The calling function can specify the minimum acqs that are allowed, as well as a minimum and maximum TR interval. Setting maxtr = 0 disables the upper TR limit. Setting requested_minacqs <= 1, disables the min acqs requirement.

This function should be called at the end of cveval() after all sequence modules have been set up and dry-runned on host by calling each sequence module's ****_pg() function. See also the documentation for KS_SEQ_CONTROL and KS_SEQ_COLLECTION.

Parameters

[out]	slperpass	Number of slices that can fit within each TR
[out]	timetoadd_perTR	The total time in [us] that must be distributed manually to one or more sequence modules after the call to GEReq_eval_TR() in order to meet the desired TR
[in]	requested_minacqs	The desired minimum number of acquisitions (passes)

####

» Short task 1
Copy the part of the TR documentation between "The calling function" and "min acqs requirement.", inclusive.

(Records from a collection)

####

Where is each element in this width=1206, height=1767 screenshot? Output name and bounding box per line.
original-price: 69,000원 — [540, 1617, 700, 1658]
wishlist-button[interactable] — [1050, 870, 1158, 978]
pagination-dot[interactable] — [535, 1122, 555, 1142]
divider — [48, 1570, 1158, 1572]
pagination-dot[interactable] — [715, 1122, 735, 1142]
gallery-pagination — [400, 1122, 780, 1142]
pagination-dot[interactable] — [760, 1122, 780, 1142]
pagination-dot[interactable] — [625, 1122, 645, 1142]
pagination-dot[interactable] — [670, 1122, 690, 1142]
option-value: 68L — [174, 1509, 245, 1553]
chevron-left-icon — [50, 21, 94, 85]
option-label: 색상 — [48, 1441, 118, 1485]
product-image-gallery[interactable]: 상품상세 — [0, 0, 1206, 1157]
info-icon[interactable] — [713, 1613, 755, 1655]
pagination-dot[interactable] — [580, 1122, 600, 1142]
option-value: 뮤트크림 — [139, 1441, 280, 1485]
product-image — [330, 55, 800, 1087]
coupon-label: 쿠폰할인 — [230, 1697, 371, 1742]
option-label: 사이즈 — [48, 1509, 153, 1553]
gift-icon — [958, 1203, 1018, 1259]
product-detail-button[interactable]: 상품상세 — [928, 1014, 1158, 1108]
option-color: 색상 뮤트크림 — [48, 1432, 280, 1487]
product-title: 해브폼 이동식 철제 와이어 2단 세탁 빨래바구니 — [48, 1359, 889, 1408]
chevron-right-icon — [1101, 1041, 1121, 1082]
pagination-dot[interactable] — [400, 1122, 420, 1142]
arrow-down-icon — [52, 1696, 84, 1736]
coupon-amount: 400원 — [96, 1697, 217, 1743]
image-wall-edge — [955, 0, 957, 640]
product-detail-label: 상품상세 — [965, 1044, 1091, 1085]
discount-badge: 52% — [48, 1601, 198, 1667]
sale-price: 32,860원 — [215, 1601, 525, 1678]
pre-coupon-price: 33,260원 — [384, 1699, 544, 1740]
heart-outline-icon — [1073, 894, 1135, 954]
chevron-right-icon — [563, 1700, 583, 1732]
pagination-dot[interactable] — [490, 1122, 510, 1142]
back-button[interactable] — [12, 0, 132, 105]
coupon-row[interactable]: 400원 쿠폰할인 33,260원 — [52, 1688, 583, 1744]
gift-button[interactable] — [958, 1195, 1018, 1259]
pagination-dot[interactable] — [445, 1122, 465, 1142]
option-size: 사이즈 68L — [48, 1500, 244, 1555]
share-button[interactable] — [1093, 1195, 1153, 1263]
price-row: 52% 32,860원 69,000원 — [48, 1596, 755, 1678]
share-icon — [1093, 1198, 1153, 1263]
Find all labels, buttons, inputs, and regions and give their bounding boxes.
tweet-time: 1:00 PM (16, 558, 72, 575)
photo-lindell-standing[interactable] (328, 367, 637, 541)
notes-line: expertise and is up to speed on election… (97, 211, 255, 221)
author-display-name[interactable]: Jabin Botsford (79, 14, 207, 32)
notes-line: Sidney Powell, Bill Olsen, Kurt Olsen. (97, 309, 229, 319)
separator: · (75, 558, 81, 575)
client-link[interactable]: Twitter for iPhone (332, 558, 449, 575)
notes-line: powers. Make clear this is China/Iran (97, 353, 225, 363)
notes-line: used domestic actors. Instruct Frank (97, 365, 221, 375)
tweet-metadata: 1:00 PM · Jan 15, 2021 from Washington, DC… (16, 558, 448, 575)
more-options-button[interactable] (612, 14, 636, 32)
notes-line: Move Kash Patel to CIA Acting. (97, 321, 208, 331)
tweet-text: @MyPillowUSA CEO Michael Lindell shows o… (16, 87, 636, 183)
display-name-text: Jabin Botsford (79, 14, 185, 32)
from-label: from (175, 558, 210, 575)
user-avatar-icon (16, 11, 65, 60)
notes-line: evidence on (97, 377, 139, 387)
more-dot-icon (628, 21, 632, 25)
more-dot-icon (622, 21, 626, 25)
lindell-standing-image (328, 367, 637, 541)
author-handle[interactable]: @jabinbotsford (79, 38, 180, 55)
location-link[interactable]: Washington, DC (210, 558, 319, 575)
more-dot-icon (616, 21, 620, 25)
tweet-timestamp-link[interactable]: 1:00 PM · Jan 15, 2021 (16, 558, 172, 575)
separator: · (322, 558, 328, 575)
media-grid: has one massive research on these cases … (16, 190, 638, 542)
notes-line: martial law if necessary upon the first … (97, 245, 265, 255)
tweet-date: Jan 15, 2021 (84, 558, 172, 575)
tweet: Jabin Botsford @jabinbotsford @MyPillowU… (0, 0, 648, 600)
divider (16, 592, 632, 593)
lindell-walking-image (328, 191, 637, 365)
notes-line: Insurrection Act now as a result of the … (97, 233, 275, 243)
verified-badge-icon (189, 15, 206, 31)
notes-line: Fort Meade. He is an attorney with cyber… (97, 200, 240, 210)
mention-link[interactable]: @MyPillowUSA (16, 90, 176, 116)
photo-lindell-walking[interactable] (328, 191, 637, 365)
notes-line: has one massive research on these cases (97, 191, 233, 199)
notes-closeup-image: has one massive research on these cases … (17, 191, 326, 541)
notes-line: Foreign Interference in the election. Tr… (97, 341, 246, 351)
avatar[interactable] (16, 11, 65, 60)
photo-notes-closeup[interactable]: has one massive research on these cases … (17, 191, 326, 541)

####

» Short task 2
Repeat the records from their first line through the line containing "option-color: 색상 뮤트크림 — [48, 1432, 280, 1487]", both included.

» Correct result 1
The calling function can specify the minimum acqs that are allowed, as well as a minimum and maximum TR interval. Setting maxtr = 0 disables the upper TR limit. Setting requested_minacqs <= 1, disables the min acqs requirement.

» Correct result 2
Where is each element in this width=1206, height=1767 screenshot? Output name and bounding box per line.
original-price: 69,000원 — [540, 1617, 700, 1658]
wishlist-button[interactable] — [1050, 870, 1158, 978]
pagination-dot[interactable] — [535, 1122, 555, 1142]
divider — [48, 1570, 1158, 1572]
pagination-dot[interactable] — [715, 1122, 735, 1142]
gallery-pagination — [400, 1122, 780, 1142]
pagination-dot[interactable] — [760, 1122, 780, 1142]
pagination-dot[interactable] — [625, 1122, 645, 1142]
pagination-dot[interactable] — [670, 1122, 690, 1142]
option-value: 68L — [174, 1509, 245, 1553]
chevron-left-icon — [50, 21, 94, 85]
option-label: 색상 — [48, 1441, 118, 1485]
product-image-gallery[interactable]: 상품상세 — [0, 0, 1206, 1157]
info-icon[interactable] — [713, 1613, 755, 1655]
pagination-dot[interactable] — [580, 1122, 600, 1142]
option-value: 뮤트크림 — [139, 1441, 280, 1485]
product-image — [330, 55, 800, 1087]
coupon-label: 쿠폰할인 — [230, 1697, 371, 1742]
option-label: 사이즈 — [48, 1509, 153, 1553]
gift-icon — [958, 1203, 1018, 1259]
product-detail-button[interactable]: 상품상세 — [928, 1014, 1158, 1108]
option-color: 색상 뮤트크림 — [48, 1432, 280, 1487]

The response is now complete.